DATA SUPPLIED ▸
++++++++++++++++++++

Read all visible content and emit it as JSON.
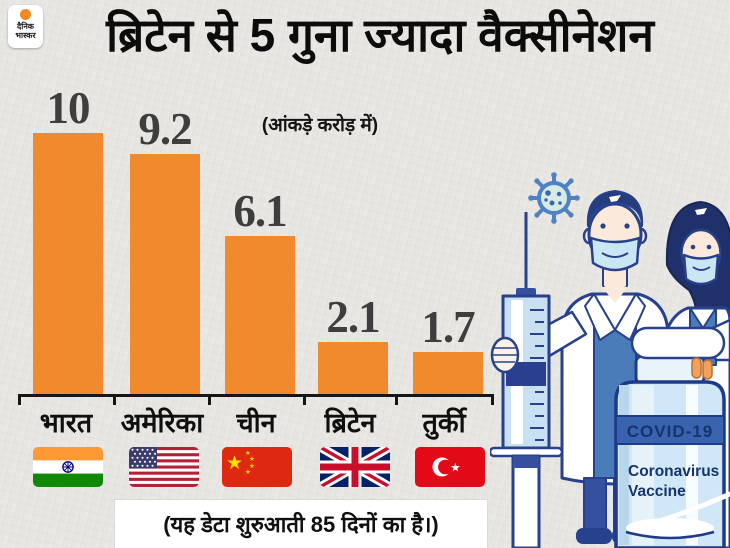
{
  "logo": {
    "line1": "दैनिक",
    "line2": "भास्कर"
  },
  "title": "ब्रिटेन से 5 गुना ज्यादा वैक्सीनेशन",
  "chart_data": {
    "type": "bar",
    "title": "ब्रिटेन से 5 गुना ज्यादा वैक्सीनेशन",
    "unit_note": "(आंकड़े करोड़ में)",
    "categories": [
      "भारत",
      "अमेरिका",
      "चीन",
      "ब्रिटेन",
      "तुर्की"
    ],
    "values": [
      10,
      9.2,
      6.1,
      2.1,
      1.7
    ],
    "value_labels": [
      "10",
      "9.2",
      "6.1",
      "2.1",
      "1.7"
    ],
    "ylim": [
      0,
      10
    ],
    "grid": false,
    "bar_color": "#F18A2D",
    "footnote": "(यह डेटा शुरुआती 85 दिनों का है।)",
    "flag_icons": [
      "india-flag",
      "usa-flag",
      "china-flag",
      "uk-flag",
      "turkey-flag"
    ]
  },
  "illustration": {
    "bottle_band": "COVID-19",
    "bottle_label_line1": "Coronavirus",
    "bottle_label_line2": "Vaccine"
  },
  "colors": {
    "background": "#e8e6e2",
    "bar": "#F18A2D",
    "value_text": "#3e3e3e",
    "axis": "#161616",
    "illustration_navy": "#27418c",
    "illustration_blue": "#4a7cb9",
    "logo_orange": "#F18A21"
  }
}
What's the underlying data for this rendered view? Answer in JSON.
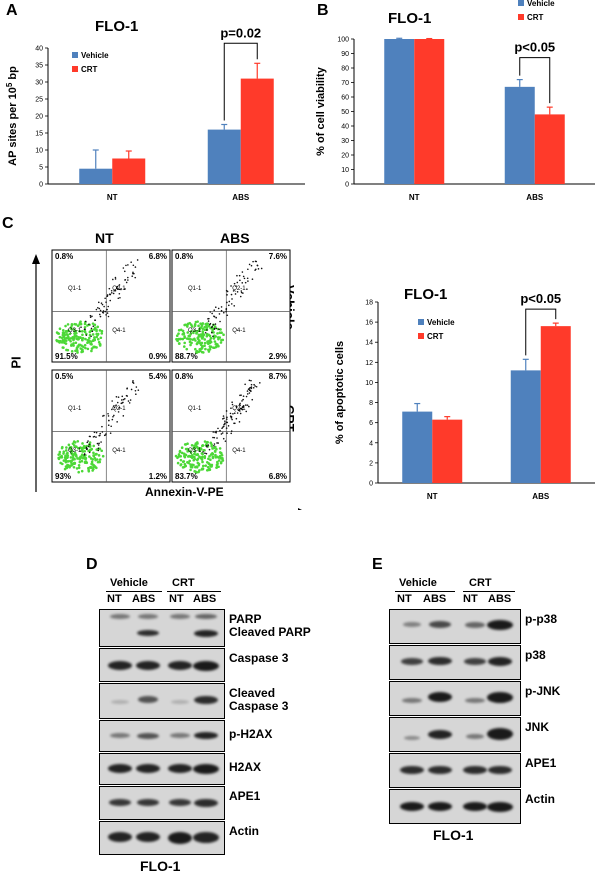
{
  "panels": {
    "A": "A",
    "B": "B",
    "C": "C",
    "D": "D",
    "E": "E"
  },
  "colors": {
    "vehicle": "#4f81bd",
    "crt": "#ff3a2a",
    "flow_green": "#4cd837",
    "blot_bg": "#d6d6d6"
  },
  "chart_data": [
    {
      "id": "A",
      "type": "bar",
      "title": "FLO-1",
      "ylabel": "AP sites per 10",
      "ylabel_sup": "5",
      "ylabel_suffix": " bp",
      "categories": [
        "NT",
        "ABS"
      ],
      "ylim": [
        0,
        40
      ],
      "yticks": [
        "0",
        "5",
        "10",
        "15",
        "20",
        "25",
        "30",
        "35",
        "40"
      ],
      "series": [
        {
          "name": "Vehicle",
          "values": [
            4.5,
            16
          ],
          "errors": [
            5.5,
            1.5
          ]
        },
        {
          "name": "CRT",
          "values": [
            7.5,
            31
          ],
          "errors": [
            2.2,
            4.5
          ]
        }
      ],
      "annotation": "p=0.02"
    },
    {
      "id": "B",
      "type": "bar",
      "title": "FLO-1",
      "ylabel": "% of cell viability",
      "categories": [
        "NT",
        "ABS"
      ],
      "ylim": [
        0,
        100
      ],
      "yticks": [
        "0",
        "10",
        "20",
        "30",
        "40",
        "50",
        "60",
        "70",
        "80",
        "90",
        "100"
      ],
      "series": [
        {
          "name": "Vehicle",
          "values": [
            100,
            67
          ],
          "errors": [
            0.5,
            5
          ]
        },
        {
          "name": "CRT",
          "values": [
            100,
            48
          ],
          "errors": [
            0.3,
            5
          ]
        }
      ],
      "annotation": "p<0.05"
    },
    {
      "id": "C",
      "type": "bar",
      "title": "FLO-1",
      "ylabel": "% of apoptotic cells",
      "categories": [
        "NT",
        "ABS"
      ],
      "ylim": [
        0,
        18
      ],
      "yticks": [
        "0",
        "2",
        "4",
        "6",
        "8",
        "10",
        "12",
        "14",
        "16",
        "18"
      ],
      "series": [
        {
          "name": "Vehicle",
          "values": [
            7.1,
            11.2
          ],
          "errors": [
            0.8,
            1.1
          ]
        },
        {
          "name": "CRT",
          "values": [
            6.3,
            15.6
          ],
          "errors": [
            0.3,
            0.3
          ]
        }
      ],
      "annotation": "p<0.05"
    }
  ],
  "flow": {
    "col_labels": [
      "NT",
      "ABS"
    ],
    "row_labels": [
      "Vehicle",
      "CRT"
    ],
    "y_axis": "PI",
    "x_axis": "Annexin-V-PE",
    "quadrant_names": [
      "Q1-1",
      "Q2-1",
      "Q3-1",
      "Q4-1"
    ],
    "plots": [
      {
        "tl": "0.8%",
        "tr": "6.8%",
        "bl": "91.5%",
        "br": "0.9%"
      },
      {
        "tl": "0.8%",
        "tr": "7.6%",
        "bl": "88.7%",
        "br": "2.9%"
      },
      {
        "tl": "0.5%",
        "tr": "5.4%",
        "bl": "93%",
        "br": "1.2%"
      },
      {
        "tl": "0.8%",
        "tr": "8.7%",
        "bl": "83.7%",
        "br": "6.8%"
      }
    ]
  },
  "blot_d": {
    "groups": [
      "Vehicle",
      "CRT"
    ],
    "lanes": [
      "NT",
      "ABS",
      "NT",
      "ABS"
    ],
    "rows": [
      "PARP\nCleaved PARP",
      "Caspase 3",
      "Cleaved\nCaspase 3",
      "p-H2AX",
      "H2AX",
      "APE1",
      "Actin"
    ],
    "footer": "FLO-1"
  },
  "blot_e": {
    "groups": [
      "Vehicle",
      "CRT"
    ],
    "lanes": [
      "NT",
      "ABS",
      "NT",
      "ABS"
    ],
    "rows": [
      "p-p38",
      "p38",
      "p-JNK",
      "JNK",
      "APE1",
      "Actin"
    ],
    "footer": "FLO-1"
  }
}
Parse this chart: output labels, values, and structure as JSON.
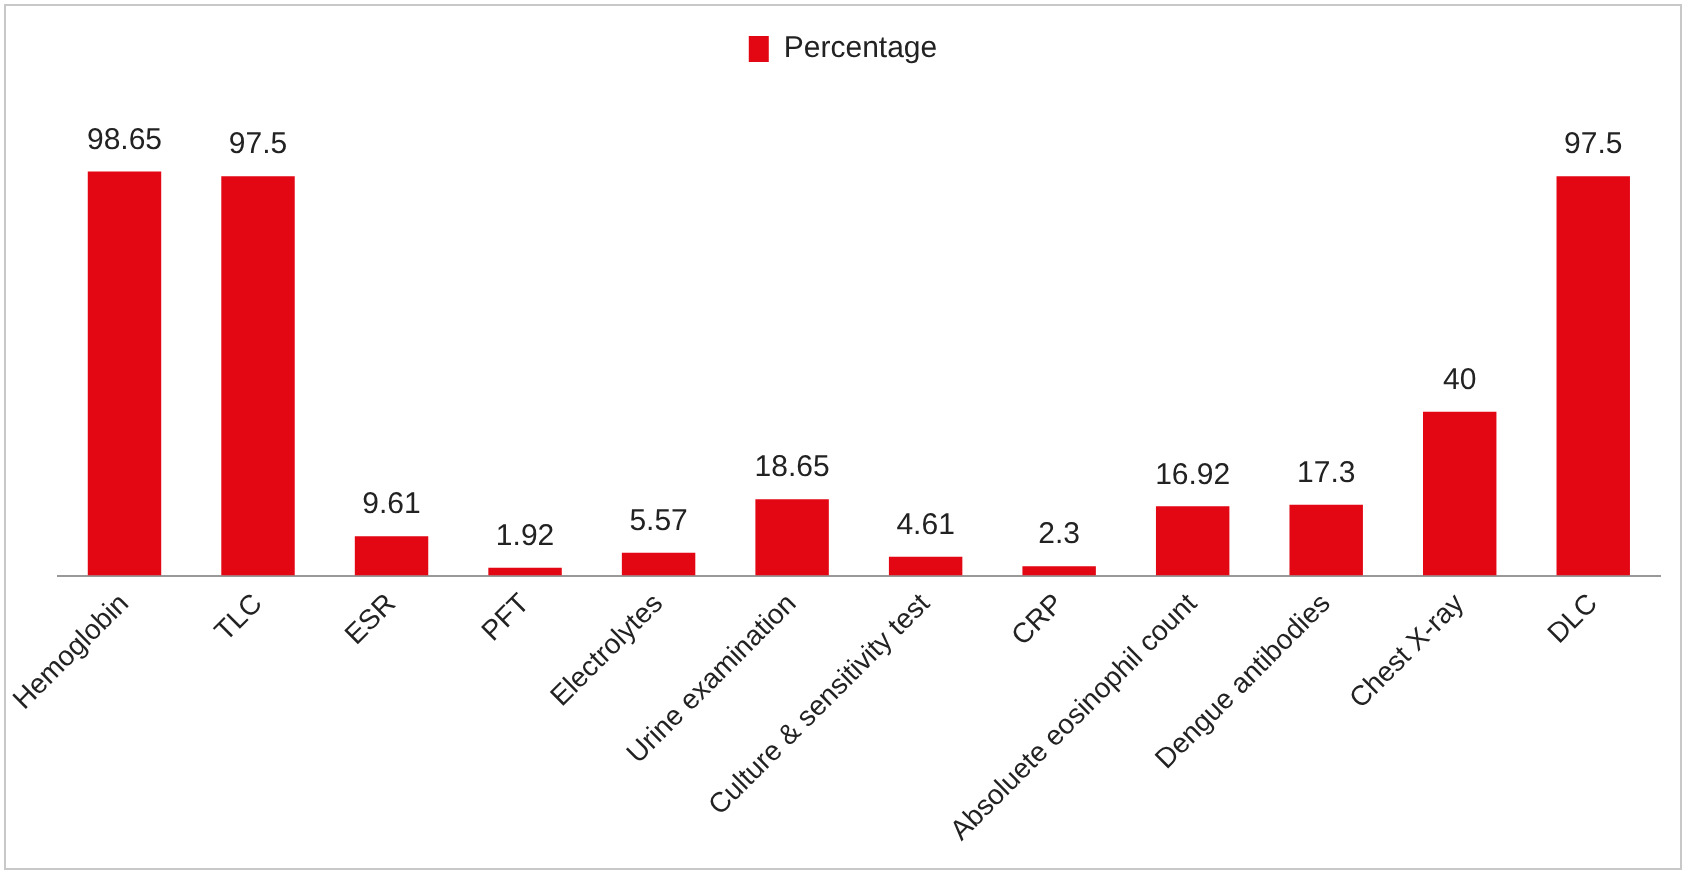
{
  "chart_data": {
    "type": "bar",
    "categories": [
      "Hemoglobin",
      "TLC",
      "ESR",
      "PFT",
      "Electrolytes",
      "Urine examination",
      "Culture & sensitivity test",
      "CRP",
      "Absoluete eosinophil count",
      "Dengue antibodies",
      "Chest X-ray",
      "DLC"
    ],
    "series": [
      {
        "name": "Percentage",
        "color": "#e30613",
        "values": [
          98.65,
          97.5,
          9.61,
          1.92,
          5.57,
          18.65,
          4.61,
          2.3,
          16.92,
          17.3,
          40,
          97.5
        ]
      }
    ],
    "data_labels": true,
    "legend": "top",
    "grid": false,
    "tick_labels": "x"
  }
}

++++++++++++++++++++

WHAT YOU NEED TO DO ▸
Leave the images out. Set down all of the material above exactly.

TASK OUTPUT ▸
Read all visible content and emit it as JSON.
{
  "logo": {
    "line1": "दैनिक",
    "line2": "भास्कर"
  },
  "title": "ब्रिटेन से 5 गुना ज्यादा वैक्सीनेशन",
  "chart_data": {
    "type": "bar",
    "title": "ब्रिटेन से 5 गुना ज्यादा वैक्सीनेशन",
    "unit_note": "(आंकड़े करोड़ में)",
    "categories": [
      "भारत",
      "अमेरिका",
      "चीन",
      "ब्रिटेन",
      "तुर्की"
    ],
    "values": [
      10,
      9.2,
      6.1,
      2.1,
      1.7
    ],
    "value_labels": [
      "10",
      "9.2",
      "6.1",
      "2.1",
      "1.7"
    ],
    "ylim": [
      0,
      10
    ],
    "grid": false,
    "bar_color": "#F18A2D",
    "footnote": "(यह डेटा शुरुआती 85 दिनों का है।)",
    "flag_icons": [
      "india-flag",
      "usa-flag",
      "china-flag",
      "uk-flag",
      "turkey-flag"
    ]
  },
  "illustration": {
    "bottle_band": "COVID-19",
    "bottle_label_line1": "Coronavirus",
    "bottle_label_line2": "Vaccine"
  },
  "colors": {
    "background": "#e8e6e2",
    "bar": "#F18A2D",
    "value_text": "#3e3e3e",
    "axis": "#161616",
    "illustration_navy": "#27418c",
    "illustration_blue": "#4a7cb9",
    "logo_orange": "#F18A21"
  }
}
What's the underlying data for this rendered view? Answer in JSON.
{
  "panels": {
    "A": "A",
    "B": "B",
    "C": "C",
    "D": "D",
    "E": "E"
  },
  "colors": {
    "vehicle": "#4f81bd",
    "crt": "#ff3a2a",
    "flow_green": "#4cd837",
    "blot_bg": "#d6d6d6"
  },
  "chart_data": [
    {
      "id": "A",
      "type": "bar",
      "title": "FLO-1",
      "ylabel": "AP sites per 10",
      "ylabel_sup": "5",
      "ylabel_suffix": " bp",
      "categories": [
        "NT",
        "ABS"
      ],
      "ylim": [
        0,
        40
      ],
      "yticks": [
        "0",
        "5",
        "10",
        "15",
        "20",
        "25",
        "30",
        "35",
        "40"
      ],
      "series": [
        {
          "name": "Vehicle",
          "values": [
            4.5,
            16
          ],
          "errors": [
            5.5,
            1.5
          ]
        },
        {
          "name": "CRT",
          "values": [
            7.5,
            31
          ],
          "errors": [
            2.2,
            4.5
          ]
        }
      ],
      "annotation": "p=0.02"
    },
    {
      "id": "B",
      "type": "bar",
      "title": "FLO-1",
      "ylabel": "% of cell viability",
      "categories": [
        "NT",
        "ABS"
      ],
      "ylim": [
        0,
        100
      ],
      "yticks": [
        "0",
        "10",
        "20",
        "30",
        "40",
        "50",
        "60",
        "70",
        "80",
        "90",
        "100"
      ],
      "series": [
        {
          "name": "Vehicle",
          "values": [
            100,
            67
          ],
          "errors": [
            0.5,
            5
          ]
        },
        {
          "name": "CRT",
          "values": [
            100,
            48
          ],
          "errors": [
            0.3,
            5
          ]
        }
      ],
      "annotation": "p<0.05"
    },
    {
      "id": "C",
      "type": "bar",
      "title": "FLO-1",
      "ylabel": "% of apoptotic cells",
      "categories": [
        "NT",
        "ABS"
      ],
      "ylim": [
        0,
        18
      ],
      "yticks": [
        "0",
        "2",
        "4",
        "6",
        "8",
        "10",
        "12",
        "14",
        "16",
        "18"
      ],
      "series": [
        {
          "name": "Vehicle",
          "values": [
            7.1,
            11.2
          ],
          "errors": [
            0.8,
            1.1
          ]
        },
        {
          "name": "CRT",
          "values": [
            6.3,
            15.6
          ],
          "errors": [
            0.3,
            0.3
          ]
        }
      ],
      "annotation": "p<0.05"
    }
  ],
  "flow": {
    "col_labels": [
      "NT",
      "ABS"
    ],
    "row_labels": [
      "Vehicle",
      "CRT"
    ],
    "y_axis": "PI",
    "x_axis": "Annexin-V-PE",
    "quadrant_names": [
      "Q1-1",
      "Q2-1",
      "Q3-1",
      "Q4-1"
    ],
    "plots": [
      {
        "tl": "0.8%",
        "tr": "6.8%",
        "bl": "91.5%",
        "br": "0.9%"
      },
      {
        "tl": "0.8%",
        "tr": "7.6%",
        "bl": "88.7%",
        "br": "2.9%"
      },
      {
        "tl": "0.5%",
        "tr": "5.4%",
        "bl": "93%",
        "br": "1.2%"
      },
      {
        "tl": "0.8%",
        "tr": "8.7%",
        "bl": "83.7%",
        "br": "6.8%"
      }
    ]
  },
  "blot_d": {
    "groups": [
      "Vehicle",
      "CRT"
    ],
    "lanes": [
      "NT",
      "ABS",
      "NT",
      "ABS"
    ],
    "rows": [
      "PARP\nCleaved PARP",
      "Caspase 3",
      "Cleaved\nCaspase 3",
      "p-H2AX",
      "H2AX",
      "APE1",
      "Actin"
    ],
    "footer": "FLO-1"
  },
  "blot_e": {
    "groups": [
      "Vehicle",
      "CRT"
    ],
    "lanes": [
      "NT",
      "ABS",
      "NT",
      "ABS"
    ],
    "rows": [
      "p-p38",
      "p38",
      "p-JNK",
      "JNK",
      "APE1",
      "Actin"
    ],
    "footer": "FLO-1"
  }
}
Parse this chart: output labels, values, and structure as JSON.
{
  "chart_data": {
    "type": "bar",
    "categories": [
      "Hemoglobin",
      "TLC",
      "ESR",
      "PFT",
      "Electrolytes",
      "Urine examination",
      "Culture & sensitivity test",
      "CRP",
      "Absoluete eosinophil count",
      "Dengue antibodies",
      "Chest X-ray",
      "DLC"
    ],
    "series": [
      {
        "name": "Percentage",
        "color": "#e30613",
        "values": [
          98.65,
          97.5,
          9.61,
          1.92,
          5.57,
          18.65,
          4.61,
          2.3,
          16.92,
          17.3,
          40,
          97.5
        ]
      }
    ],
    "data_labels": true,
    "legend": "top",
    "grid": false,
    "tick_labels": "x"
  }
}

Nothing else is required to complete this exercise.